## TASK GOAL
Reproduce each record exactly.

## GIVEN RECORDS
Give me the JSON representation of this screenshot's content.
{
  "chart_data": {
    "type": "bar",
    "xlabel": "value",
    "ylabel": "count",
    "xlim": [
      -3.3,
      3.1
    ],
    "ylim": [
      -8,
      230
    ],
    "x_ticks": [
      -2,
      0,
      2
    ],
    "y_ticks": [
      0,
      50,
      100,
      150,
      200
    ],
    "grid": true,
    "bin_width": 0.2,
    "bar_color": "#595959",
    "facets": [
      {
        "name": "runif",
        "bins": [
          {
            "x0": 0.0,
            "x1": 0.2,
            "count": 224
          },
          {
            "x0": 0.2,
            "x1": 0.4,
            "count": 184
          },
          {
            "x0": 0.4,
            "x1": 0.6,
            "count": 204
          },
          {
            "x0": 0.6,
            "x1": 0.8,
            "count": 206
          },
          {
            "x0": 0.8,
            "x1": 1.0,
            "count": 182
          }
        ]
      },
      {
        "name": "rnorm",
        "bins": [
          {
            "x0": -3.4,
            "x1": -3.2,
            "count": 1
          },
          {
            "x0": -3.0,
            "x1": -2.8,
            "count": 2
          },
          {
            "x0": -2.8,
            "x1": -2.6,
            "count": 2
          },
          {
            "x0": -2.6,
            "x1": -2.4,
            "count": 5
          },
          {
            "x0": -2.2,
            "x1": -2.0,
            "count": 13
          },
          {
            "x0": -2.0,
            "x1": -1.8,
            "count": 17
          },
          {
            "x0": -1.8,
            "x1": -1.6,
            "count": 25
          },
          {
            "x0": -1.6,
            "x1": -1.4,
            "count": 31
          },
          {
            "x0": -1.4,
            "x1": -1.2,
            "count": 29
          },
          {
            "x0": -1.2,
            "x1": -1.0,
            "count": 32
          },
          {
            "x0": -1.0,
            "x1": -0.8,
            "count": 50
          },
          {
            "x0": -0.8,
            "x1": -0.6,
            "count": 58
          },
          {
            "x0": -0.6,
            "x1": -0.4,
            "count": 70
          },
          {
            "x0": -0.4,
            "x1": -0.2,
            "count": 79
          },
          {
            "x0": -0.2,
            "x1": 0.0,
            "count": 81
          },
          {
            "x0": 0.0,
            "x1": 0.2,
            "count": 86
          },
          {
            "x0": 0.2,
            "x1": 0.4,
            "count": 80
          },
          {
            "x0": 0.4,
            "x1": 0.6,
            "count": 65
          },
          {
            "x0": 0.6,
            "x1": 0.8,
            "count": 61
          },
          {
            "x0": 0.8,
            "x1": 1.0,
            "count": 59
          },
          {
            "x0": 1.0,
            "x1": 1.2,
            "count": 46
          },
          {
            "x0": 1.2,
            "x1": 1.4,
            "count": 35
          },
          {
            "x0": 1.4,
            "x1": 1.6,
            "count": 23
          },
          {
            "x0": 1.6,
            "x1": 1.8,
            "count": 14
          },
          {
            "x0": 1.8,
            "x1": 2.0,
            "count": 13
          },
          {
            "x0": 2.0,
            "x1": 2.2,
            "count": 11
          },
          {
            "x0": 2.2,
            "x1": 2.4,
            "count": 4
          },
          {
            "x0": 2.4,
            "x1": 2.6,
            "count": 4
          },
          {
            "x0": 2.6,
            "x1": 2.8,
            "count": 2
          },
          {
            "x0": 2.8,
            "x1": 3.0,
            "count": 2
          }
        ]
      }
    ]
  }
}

## TASK RESULT
Give me the JSON representation of this screenshot's content.
{
  "chart_data": {
    "type": "bar",
    "xlabel": "value",
    "ylabel": "count",
    "xlim": [
      -3.3,
      3.1
    ],
    "ylim": [
      -8,
      230
    ],
    "x_ticks": [
      -2,
      0,
      2
    ],
    "y_ticks": [
      0,
      50,
      100,
      150,
      200
    ],
    "grid": true,
    "bin_width": 0.2,
    "bar_color": "#595959",
    "facets": [
      {
        "name": "runif",
        "bins": [
          {
            "x0": 0.0,
            "x1": 0.2,
            "count": 224
          },
          {
            "x0": 0.2,
            "x1": 0.4,
            "count": 184
          },
          {
            "x0": 0.4,
            "x1": 0.6,
            "count": 204
          },
          {
            "x0": 0.6,
            "x1": 0.8,
            "count": 206
          },
          {
            "x0": 0.8,
            "x1": 1.0,
            "count": 182
          }
        ]
      },
      {
        "name": "rnorm",
        "bins": [
          {
            "x0": -3.4,
            "x1": -3.2,
            "count": 1
          },
          {
            "x0": -3.0,
            "x1": -2.8,
            "count": 2
          },
          {
            "x0": -2.8,
            "x1": -2.6,
            "count": 2
          },
          {
            "x0": -2.6,
            "x1": -2.4,
            "count": 5
          },
          {
            "x0": -2.2,
            "x1": -2.0,
            "count": 13
          },
          {
            "x0": -2.0,
            "x1": -1.8,
            "count": 17
          },
          {
            "x0": -1.8,
            "x1": -1.6,
            "count": 25
          },
          {
            "x0": -1.6,
            "x1": -1.4,
            "count": 31
          },
          {
            "x0": -1.4,
            "x1": -1.2,
            "count": 29
          },
          {
            "x0": -1.2,
            "x1": -1.0,
            "count": 32
          },
          {
            "x0": -1.0,
            "x1": -0.8,
            "count": 50
          },
          {
            "x0": -0.8,
            "x1": -0.6,
            "count": 58
          },
          {
            "x0": -0.6,
            "x1": -0.4,
            "count": 70
          },
          {
            "x0": -0.4,
            "x1": -0.2,
            "count": 79
          },
          {
            "x0": -0.2,
            "x1": 0.0,
            "count": 81
          },
          {
            "x0": 0.0,
            "x1": 0.2,
            "count": 86
          },
          {
            "x0": 0.2,
            "x1": 0.4,
            "count": 80
          },
          {
            "x0": 0.4,
            "x1": 0.6,
            "count": 65
          },
          {
            "x0": 0.6,
            "x1": 0.8,
            "count": 61
          },
          {
            "x0": 0.8,
            "x1": 1.0,
            "count": 59
          },
          {
            "x0": 1.0,
            "x1": 1.2,
            "count": 46
          },
          {
            "x0": 1.2,
            "x1": 1.4,
            "count": 35
          },
          {
            "x0": 1.4,
            "x1": 1.6,
            "count": 23
          },
          {
            "x0": 1.6,
            "x1": 1.8,
            "count": 14
          },
          {
            "x0": 1.8,
            "x1": 2.0,
            "count": 13
          },
          {
            "x0": 2.0,
            "x1": 2.2,
            "count": 11
          },
          {
            "x0": 2.2,
            "x1": 2.4,
            "count": 4
          },
          {
            "x0": 2.4,
            "x1": 2.6,
            "count": 4
          },
          {
            "x0": 2.6,
            "x1": 2.8,
            "count": 2
          },
          {
            "x0": 2.8,
            "x1": 3.0,
            "count": 2
          }
        ]
      }
    ]
  }
}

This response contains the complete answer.